- [OBJECTIVE]: Read the entries below and pull out each line with the string "MyGlobalContext".

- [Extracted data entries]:
##########

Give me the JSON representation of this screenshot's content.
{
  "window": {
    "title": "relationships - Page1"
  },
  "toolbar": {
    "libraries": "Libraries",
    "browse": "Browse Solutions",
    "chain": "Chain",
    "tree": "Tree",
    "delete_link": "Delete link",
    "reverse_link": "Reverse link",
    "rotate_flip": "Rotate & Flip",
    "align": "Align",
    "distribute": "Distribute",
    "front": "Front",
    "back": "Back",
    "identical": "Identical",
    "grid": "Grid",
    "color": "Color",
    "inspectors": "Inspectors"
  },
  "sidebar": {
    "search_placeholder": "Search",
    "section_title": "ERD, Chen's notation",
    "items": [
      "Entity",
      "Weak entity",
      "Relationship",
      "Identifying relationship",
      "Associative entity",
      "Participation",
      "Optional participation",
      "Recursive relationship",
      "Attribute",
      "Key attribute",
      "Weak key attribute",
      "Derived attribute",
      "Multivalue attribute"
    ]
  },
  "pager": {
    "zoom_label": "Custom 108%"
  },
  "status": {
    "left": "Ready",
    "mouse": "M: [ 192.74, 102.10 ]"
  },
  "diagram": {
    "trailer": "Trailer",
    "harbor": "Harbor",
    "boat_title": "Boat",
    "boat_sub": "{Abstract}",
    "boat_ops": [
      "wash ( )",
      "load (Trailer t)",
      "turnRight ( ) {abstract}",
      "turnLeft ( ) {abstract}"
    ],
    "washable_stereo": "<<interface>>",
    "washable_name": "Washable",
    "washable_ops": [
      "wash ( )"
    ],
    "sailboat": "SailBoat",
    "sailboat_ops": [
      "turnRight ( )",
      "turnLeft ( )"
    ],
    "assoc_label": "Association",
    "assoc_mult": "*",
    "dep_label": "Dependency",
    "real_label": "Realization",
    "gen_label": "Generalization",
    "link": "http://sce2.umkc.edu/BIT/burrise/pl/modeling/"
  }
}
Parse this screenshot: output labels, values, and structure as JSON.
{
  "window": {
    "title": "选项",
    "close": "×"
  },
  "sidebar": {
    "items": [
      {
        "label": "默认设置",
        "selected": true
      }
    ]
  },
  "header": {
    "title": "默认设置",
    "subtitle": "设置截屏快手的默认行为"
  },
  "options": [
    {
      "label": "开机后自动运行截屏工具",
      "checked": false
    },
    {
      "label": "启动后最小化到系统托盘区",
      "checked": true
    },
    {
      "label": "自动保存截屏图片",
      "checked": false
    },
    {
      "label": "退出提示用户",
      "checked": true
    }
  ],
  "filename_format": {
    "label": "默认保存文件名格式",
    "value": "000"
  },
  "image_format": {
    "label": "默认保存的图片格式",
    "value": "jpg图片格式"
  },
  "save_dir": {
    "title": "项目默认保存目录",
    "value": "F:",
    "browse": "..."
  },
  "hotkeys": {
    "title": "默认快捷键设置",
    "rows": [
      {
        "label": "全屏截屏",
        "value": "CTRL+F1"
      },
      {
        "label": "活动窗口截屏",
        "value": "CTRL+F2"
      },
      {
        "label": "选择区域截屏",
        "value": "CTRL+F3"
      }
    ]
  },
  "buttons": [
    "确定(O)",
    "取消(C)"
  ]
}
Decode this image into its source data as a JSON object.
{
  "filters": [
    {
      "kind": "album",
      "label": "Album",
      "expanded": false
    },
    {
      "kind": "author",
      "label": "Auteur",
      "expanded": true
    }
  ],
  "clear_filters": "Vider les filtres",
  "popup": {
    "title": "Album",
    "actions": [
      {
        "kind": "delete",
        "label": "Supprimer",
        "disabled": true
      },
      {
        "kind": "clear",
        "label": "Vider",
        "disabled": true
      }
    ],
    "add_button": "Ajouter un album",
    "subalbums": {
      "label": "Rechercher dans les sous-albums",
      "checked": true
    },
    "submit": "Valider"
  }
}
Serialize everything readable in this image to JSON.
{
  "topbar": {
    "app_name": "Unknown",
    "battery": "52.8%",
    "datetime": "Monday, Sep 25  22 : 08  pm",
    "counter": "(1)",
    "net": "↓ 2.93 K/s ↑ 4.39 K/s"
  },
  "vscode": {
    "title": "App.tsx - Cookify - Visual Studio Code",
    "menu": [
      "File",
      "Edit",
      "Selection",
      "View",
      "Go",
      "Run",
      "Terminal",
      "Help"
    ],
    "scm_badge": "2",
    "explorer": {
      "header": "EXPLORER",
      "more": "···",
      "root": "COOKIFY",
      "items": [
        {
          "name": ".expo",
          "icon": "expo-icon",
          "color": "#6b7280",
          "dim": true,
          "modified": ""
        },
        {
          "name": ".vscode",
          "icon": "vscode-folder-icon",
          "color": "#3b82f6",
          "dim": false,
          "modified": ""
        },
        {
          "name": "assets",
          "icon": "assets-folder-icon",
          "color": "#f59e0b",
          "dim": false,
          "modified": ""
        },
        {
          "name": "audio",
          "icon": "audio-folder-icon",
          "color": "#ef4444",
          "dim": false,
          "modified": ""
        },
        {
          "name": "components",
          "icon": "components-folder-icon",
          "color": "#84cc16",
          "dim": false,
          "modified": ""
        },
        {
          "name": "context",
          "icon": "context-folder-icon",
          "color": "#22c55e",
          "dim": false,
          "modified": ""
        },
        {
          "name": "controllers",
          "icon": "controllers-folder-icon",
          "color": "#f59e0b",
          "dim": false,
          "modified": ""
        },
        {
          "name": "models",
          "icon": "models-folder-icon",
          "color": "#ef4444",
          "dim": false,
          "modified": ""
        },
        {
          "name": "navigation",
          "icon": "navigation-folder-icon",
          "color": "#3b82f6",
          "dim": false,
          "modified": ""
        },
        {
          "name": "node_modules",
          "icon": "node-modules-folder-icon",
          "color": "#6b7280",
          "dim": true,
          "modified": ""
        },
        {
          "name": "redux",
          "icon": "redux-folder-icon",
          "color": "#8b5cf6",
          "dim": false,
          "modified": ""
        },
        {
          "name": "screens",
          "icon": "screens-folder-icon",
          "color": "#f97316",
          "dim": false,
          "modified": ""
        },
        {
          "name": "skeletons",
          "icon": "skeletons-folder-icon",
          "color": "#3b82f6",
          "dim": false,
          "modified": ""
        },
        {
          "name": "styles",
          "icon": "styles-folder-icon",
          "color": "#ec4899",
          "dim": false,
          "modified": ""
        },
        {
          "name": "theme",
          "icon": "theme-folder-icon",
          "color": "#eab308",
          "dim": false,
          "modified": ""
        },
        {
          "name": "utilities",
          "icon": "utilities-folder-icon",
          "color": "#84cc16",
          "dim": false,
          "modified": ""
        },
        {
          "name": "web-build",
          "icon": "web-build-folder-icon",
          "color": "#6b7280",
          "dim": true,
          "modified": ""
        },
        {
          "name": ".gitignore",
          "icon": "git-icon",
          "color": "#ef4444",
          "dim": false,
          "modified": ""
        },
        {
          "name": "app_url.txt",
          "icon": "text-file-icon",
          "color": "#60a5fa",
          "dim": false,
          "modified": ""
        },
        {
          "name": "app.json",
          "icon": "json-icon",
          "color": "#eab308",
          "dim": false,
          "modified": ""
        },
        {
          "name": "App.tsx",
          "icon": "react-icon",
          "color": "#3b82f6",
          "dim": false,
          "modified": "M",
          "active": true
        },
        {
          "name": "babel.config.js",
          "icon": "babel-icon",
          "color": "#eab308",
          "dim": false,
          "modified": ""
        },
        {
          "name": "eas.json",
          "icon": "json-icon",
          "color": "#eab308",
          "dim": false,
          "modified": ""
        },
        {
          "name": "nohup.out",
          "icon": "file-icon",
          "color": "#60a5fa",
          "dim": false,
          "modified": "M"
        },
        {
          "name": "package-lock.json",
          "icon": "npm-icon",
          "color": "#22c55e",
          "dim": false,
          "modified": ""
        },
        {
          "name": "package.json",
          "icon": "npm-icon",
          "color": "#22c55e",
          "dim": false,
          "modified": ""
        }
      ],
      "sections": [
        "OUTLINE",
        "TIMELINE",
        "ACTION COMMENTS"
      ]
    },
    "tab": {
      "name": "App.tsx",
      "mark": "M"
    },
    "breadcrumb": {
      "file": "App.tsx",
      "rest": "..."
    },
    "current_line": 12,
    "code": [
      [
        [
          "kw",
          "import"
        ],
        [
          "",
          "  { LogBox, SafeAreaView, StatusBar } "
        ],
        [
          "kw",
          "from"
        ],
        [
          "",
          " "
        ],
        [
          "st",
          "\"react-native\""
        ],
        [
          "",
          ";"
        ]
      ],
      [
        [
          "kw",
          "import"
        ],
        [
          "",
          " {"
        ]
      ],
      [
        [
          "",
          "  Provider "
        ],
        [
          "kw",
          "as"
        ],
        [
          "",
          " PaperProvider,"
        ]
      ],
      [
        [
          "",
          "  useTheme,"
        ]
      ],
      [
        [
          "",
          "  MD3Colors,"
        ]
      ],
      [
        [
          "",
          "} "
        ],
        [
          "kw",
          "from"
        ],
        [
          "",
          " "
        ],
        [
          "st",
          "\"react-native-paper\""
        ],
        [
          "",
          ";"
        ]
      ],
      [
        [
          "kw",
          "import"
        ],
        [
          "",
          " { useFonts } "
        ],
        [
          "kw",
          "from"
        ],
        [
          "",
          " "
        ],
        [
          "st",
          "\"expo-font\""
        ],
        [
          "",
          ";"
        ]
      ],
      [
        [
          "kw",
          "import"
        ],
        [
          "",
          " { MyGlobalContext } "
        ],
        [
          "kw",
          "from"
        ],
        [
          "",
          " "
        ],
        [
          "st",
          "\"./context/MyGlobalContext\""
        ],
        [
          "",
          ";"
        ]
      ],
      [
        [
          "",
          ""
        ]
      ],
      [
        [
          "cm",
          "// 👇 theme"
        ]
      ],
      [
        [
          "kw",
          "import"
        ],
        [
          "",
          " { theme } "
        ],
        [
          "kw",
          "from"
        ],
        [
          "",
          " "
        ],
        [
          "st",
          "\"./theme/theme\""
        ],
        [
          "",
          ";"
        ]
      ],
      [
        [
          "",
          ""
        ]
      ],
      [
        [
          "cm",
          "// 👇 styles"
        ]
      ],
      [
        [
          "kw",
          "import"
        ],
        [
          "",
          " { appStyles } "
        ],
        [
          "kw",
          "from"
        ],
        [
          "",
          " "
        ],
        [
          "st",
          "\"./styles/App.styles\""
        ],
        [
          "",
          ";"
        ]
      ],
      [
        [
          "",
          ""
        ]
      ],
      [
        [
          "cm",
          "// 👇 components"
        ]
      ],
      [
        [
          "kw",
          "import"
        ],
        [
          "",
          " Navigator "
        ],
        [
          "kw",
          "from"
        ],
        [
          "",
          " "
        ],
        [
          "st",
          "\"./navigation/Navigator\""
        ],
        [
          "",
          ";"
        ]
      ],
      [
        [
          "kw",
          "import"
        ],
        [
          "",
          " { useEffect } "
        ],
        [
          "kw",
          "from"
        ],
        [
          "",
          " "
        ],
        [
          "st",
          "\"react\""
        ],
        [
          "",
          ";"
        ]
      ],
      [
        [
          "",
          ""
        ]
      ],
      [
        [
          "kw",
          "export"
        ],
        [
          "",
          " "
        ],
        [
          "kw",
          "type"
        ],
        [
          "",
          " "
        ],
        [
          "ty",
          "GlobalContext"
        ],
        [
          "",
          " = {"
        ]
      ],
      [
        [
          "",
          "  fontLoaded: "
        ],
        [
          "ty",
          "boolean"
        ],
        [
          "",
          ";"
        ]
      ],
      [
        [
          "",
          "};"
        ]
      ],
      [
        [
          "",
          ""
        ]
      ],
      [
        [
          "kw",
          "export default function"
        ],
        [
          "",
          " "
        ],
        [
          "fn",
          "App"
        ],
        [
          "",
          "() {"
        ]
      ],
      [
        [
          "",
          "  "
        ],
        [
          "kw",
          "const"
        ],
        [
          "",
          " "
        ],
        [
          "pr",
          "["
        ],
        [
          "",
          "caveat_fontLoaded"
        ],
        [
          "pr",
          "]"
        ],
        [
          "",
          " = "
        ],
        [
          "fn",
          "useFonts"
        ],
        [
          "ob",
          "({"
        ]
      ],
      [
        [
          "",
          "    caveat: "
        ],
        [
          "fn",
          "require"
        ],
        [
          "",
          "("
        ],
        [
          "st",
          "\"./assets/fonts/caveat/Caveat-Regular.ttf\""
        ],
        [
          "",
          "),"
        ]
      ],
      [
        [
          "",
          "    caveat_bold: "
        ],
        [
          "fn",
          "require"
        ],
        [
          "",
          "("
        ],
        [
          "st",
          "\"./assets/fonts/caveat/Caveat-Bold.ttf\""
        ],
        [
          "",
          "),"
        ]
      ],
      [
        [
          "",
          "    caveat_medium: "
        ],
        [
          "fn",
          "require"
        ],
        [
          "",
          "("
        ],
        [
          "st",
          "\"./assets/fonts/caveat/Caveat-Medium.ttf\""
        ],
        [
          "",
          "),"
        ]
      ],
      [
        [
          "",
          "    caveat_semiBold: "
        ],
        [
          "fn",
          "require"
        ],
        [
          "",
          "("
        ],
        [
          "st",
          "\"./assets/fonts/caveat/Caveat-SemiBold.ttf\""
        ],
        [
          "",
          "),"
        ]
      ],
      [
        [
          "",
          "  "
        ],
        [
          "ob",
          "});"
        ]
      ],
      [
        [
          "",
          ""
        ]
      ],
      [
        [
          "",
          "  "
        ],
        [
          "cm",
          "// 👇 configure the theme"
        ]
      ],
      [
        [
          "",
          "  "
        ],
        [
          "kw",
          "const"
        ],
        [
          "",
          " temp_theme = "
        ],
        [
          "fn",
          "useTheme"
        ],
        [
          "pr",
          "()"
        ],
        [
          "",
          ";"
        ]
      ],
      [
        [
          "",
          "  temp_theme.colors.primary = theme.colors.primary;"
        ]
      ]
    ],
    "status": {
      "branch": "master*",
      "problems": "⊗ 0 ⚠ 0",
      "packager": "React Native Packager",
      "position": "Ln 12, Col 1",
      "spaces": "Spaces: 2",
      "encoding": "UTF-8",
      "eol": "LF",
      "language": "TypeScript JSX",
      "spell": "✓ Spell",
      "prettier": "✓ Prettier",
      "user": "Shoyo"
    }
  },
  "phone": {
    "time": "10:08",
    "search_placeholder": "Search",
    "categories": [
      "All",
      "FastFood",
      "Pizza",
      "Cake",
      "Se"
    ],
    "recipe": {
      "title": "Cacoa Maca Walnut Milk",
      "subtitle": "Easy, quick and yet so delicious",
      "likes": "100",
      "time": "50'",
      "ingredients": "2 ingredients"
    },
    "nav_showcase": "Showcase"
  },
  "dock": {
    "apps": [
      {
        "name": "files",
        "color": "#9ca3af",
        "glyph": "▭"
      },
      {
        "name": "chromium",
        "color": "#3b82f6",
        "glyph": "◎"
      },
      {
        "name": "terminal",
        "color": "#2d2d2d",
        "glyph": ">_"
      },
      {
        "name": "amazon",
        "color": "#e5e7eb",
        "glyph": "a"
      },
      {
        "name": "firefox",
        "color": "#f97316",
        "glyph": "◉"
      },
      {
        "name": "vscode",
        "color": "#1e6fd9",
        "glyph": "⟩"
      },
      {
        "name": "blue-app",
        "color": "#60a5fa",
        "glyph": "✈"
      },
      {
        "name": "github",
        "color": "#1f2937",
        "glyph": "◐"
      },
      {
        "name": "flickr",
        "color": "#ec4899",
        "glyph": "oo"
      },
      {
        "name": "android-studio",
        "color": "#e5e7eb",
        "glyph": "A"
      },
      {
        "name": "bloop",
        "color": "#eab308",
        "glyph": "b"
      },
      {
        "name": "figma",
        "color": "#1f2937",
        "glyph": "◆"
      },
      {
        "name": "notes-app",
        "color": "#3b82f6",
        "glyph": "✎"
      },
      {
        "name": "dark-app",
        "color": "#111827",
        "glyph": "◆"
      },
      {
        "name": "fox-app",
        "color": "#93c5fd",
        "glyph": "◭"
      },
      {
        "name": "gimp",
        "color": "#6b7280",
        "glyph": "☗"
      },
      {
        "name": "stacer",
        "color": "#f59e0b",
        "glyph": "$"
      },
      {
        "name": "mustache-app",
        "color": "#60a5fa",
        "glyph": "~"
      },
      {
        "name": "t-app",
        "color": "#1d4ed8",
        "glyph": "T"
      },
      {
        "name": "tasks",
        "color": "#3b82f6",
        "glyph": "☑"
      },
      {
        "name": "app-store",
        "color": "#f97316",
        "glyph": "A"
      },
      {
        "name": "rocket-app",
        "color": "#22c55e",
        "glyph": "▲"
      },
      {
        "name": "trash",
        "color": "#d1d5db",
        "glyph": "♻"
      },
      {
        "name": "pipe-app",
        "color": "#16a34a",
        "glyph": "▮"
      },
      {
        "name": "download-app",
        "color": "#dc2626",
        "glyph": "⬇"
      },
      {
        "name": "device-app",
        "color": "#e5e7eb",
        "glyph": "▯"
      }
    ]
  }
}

##########

- [THE COMPLETED TASK]:
          " { MyGlobalContext } "
          "\"./context/MyGlobalContext\""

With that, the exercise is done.